### INSTRUCTIONS FOR THE TASK
Copy all the entries word for word, but omit the pictures.

### RAW DATA
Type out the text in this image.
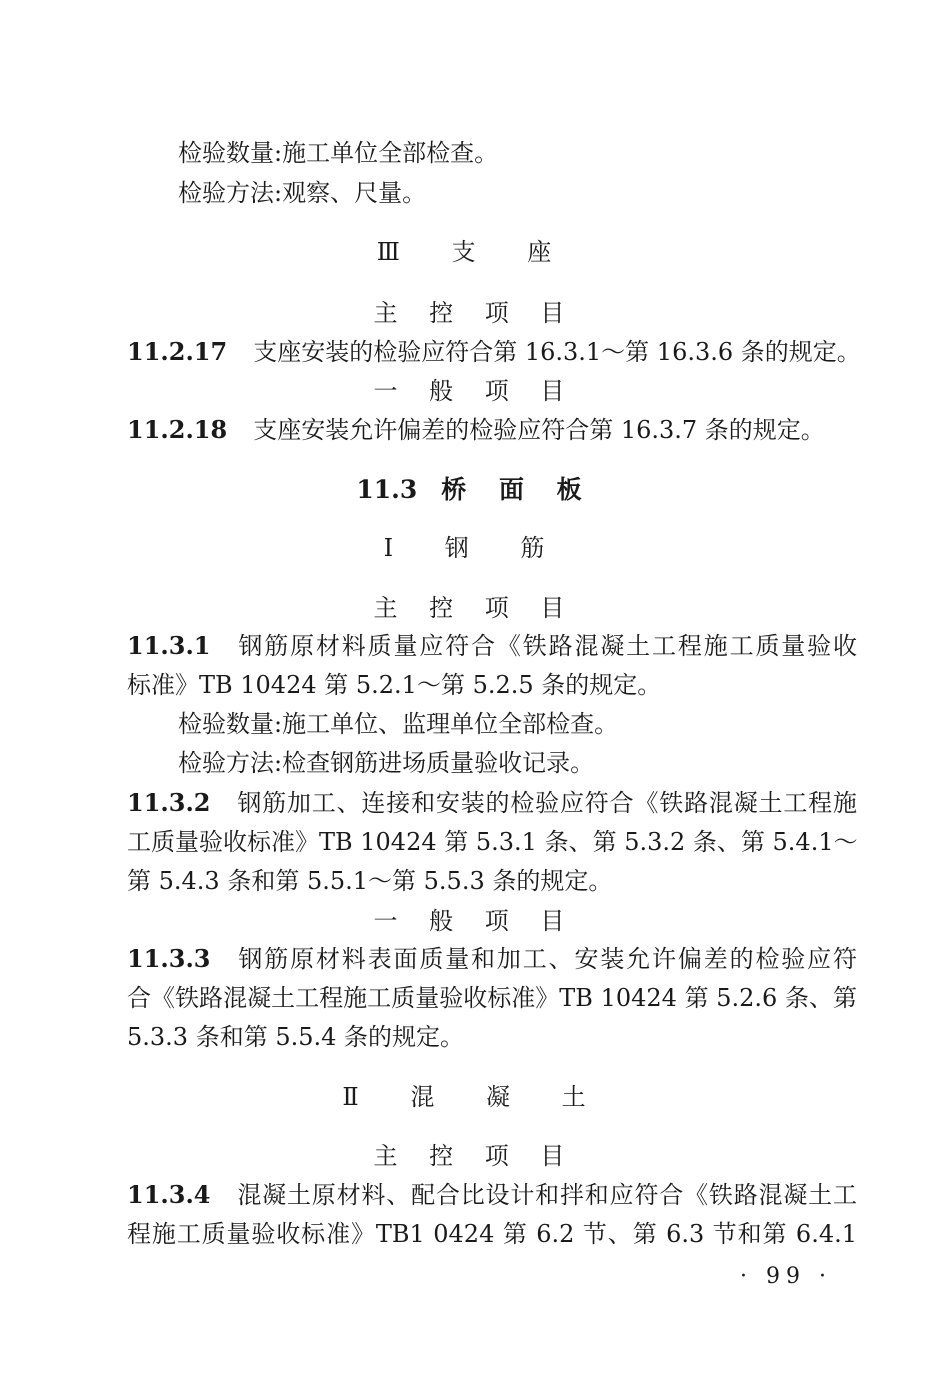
检验数量:施工单位全部检查。
检验方法:观察、尺量。
Ⅲ 支 座
主 控 项 目
11.2.17 支座安装的检验应符合第 16.3.1～第 16.3.6 条的规定。
一 般 项 目
11.2.18 支座安装允许偏差的检验应符合第 16.3.7 条的规定。
11.3 桥 面 板
Ⅰ 钢 筋
主 控 项 目
11.3.1 钢筋原材料质量应符合《铁路混凝土工程施工质量验收
标准》TB 10424 第 5.2.1～第 5.2.5 条的规定。
检验数量:施工单位、监理单位全部检查。
检验方法:检查钢筋进场质量验收记录。
11.3.2 钢筋加工、连接和安装的检验应符合《铁路混凝土工程施
工质量验收标准》TB 10424 第 5.3.1 条、第 5.3.2 条、第 5.4.1～
第 5.4.3 条和第 5.5.1～第 5.5.3 条的规定。
一 般 项 目
11.3.3 钢筋原材料表面质量和加工、安装允许偏差的检验应符
合《铁路混凝土工程施工质量验收标准》TB 10424 第 5.2.6 条、第
5.3.3 条和第 5.5.4 条的规定。
Ⅱ 混 凝 土
主 控 项 目
11.3.4 混凝土原材料、配合比设计和拌和应符合《铁路混凝土工
程施工质量验收标准》TB1 0424 第 6.2 节、第 6.3 节和第 6.4.1
· 99 ·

### CORRECT OUTPUT
Type out the text in this image.
检验数量:施工单位全部检查。
检验方法:观察、尺量。
Ⅲ 支 座
主 控 项 目
11.2.17 支座安装的检验应符合第 16.3.1～第 16.3.6 条的规定。
一 般 项 目
11.2.18 支座安装允许偏差的检验应符合第 16.3.7 条的规定。
11.3 桥 面 板
Ⅰ 钢 筋
主 控 项 目
11.3.1 钢筋原材料质量应符合《铁路混凝土工程施工质量验收
标准》TB 10424 第 5.2.1～第 5.2.5 条的规定。
检验数量:施工单位、监理单位全部检查。
检验方法:检查钢筋进场质量验收记录。
11.3.2 钢筋加工、连接和安装的检验应符合《铁路混凝土工程施
工质量验收标准》TB 10424 第 5.3.1 条、第 5.3.2 条、第 5.4.1～
第 5.4.3 条和第 5.5.1～第 5.5.3 条的规定。
一 般 项 目
11.3.3 钢筋原材料表面质量和加工、安装允许偏差的检验应符
合《铁路混凝土工程施工质量验收标准》TB 10424 第 5.2.6 条、第
5.3.3 条和第 5.5.4 条的规定。
Ⅱ 混 凝 土
主 控 项 目
11.3.4 混凝土原材料、配合比设计和拌和应符合《铁路混凝土工
程施工质量验收标准》TB1 0424 第 6.2 节、第 6.3 节和第 6.4.1
· 99 ·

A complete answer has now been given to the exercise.